* Set exercise:
In the listing below, locate the lines that hold "allele" and copy them.

* Data shown:
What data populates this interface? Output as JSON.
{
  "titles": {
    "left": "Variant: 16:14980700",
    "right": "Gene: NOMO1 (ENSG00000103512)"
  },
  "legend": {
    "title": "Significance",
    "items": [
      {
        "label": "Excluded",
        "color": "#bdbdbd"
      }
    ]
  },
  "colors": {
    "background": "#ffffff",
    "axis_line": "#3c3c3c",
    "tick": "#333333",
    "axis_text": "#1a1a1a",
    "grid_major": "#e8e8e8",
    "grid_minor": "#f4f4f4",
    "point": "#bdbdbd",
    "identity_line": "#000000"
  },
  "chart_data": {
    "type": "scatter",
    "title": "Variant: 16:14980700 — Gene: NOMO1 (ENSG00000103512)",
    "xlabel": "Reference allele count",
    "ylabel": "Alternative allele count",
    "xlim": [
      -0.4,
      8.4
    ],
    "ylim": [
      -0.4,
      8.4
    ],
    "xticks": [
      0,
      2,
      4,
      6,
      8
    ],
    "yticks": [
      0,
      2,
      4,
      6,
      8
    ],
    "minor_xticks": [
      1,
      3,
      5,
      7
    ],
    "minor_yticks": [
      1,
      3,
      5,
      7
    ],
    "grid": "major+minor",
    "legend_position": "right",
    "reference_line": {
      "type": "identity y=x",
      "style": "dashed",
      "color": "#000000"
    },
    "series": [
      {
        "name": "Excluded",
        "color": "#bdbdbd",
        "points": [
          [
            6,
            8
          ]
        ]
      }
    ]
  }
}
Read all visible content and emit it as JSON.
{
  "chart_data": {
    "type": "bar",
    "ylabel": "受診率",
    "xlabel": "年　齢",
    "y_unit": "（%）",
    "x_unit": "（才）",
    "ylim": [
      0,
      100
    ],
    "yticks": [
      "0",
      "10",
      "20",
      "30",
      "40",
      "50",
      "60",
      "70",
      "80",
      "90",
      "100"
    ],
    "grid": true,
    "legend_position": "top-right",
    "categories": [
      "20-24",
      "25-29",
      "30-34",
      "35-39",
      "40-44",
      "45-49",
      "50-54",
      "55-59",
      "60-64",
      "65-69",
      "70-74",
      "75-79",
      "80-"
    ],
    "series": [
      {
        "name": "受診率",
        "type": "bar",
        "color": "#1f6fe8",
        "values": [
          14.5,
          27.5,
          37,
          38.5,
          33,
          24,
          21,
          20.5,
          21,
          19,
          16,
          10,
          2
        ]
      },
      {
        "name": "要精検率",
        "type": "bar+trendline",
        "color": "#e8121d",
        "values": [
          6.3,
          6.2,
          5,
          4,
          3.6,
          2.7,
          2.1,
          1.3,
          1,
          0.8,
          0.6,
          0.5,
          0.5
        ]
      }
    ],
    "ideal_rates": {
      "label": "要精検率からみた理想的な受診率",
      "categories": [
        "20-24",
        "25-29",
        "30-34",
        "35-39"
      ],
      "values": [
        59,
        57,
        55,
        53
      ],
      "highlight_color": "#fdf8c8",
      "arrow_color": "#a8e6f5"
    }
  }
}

* Solution to the problem:
    "xlabel": "Reference allele count",
    "ylabel": "Alternative allele count",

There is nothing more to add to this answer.